> [Your task]: Reproduce the data that follows in its entirety, character for character.
-- START Material supplied --
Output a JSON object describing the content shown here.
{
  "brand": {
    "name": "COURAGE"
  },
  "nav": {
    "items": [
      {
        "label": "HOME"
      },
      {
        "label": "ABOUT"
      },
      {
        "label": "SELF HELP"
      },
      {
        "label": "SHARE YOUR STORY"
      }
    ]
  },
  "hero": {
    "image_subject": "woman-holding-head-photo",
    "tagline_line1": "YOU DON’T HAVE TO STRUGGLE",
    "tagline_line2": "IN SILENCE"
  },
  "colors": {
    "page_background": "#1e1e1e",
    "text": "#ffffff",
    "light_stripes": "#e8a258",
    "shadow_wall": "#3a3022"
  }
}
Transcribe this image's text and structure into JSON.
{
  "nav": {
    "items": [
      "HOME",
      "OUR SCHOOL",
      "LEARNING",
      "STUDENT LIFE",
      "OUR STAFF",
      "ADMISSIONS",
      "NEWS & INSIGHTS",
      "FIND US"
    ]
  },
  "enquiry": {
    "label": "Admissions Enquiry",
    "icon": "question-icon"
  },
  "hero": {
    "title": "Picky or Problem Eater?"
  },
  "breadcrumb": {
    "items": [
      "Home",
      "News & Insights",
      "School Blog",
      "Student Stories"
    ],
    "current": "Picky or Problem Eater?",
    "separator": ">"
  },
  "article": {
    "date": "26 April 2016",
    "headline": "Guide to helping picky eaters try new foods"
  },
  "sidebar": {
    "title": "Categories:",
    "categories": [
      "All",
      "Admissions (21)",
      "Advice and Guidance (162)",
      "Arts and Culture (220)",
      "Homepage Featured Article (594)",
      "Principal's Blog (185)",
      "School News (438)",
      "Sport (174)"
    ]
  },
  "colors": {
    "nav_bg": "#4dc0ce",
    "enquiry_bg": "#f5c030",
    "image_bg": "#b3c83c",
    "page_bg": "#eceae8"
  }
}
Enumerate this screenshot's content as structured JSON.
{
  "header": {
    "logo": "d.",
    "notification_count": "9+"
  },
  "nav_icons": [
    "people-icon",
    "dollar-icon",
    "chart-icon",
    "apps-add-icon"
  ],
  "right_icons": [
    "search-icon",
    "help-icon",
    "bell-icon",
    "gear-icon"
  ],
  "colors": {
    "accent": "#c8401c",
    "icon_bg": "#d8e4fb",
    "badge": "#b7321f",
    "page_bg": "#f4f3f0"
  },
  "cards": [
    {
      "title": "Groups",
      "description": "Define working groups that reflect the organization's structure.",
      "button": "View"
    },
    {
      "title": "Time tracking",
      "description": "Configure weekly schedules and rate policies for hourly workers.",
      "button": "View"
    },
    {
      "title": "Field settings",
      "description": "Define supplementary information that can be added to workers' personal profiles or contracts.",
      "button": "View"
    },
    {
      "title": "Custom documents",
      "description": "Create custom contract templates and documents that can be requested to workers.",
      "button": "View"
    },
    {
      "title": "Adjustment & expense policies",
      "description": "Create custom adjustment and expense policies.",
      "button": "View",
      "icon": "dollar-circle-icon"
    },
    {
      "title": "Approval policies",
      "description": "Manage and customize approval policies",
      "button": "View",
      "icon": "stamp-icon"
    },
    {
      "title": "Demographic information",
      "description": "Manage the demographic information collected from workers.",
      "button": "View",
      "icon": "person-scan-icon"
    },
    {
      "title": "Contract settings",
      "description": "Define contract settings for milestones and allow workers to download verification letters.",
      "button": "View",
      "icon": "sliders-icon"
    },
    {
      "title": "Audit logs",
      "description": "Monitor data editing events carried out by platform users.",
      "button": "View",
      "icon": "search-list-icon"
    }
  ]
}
-- END Material supplied --
> [Result below]:
Output a JSON object describing the content shown here.
{
  "brand": {
    "name": "COURAGE"
  },
  "nav": {
    "items": [
      {
        "label": "HOME"
      },
      {
        "label": "ABOUT"
      },
      {
        "label": "SELF HELP"
      },
      {
        "label": "SHARE YOUR STORY"
      }
    ]
  },
  "hero": {
    "image_subject": "woman-holding-head-photo",
    "tagline_line1": "YOU DON’T HAVE TO STRUGGLE",
    "tagline_line2": "IN SILENCE"
  },
  "colors": {
    "page_background": "#1e1e1e",
    "text": "#ffffff",
    "light_stripes": "#e8a258",
    "shadow_wall": "#3a3022"
  }
}
Transcribe this image's text and structure into JSON.
{
  "nav": {
    "items": [
      "HOME",
      "OUR SCHOOL",
      "LEARNING",
      "STUDENT LIFE",
      "OUR STAFF",
      "ADMISSIONS",
      "NEWS & INSIGHTS",
      "FIND US"
    ]
  },
  "enquiry": {
    "label": "Admissions Enquiry",
    "icon": "question-icon"
  },
  "hero": {
    "title": "Picky or Problem Eater?"
  },
  "breadcrumb": {
    "items": [
      "Home",
      "News & Insights",
      "School Blog",
      "Student Stories"
    ],
    "current": "Picky or Problem Eater?",
    "separator": ">"
  },
  "article": {
    "date": "26 April 2016",
    "headline": "Guide to helping picky eaters try new foods"
  },
  "sidebar": {
    "title": "Categories:",
    "categories": [
      "All",
      "Admissions (21)",
      "Advice and Guidance (162)",
      "Arts and Culture (220)",
      "Homepage Featured Article (594)",
      "Principal's Blog (185)",
      "School News (438)",
      "Sport (174)"
    ]
  },
  "colors": {
    "nav_bg": "#4dc0ce",
    "enquiry_bg": "#f5c030",
    "image_bg": "#b3c83c",
    "page_bg": "#eceae8"
  }
}
Enumerate this screenshot's content as structured JSON.
{
  "header": {
    "logo": "d.",
    "notification_count": "9+"
  },
  "nav_icons": [
    "people-icon",
    "dollar-icon",
    "chart-icon",
    "apps-add-icon"
  ],
  "right_icons": [
    "search-icon",
    "help-icon",
    "bell-icon",
    "gear-icon"
  ],
  "colors": {
    "accent": "#c8401c",
    "icon_bg": "#d8e4fb",
    "badge": "#b7321f",
    "page_bg": "#f4f3f0"
  },
  "cards": [
    {
      "title": "Groups",
      "description": "Define working groups that reflect the organization's structure.",
      "button": "View"
    },
    {
      "title": "Time tracking",
      "description": "Configure weekly schedules and rate policies for hourly workers.",
      "button": "View"
    },
    {
      "title": "Field settings",
      "description": "Define supplementary information that can be added to workers' personal profiles or contracts.",
      "button": "View"
    },
    {
      "title": "Custom documents",
      "description": "Create custom contract templates and documents that can be requested to workers.",
      "button": "View"
    },
    {
      "title": "Adjustment & expense policies",
      "description": "Create custom adjustment and expense policies.",
      "button": "View",
      "icon": "dollar-circle-icon"
    },
    {
      "title": "Approval policies",
      "description": "Manage and customize approval policies",
      "button": "View",
      "icon": "stamp-icon"
    },
    {
      "title": "Demographic information",
      "description": "Manage the demographic information collected from workers.",
      "button": "View",
      "icon": "person-scan-icon"
    },
    {
      "title": "Contract settings",
      "description": "Define contract settings for milestones and allow workers to download verification letters.",
      "button": "View",
      "icon": "sliders-icon"
    },
    {
      "title": "Audit logs",
      "description": "Monitor data editing events carried out by platform users.",
      "button": "View",
      "icon": "search-list-icon"
    }
  ]
}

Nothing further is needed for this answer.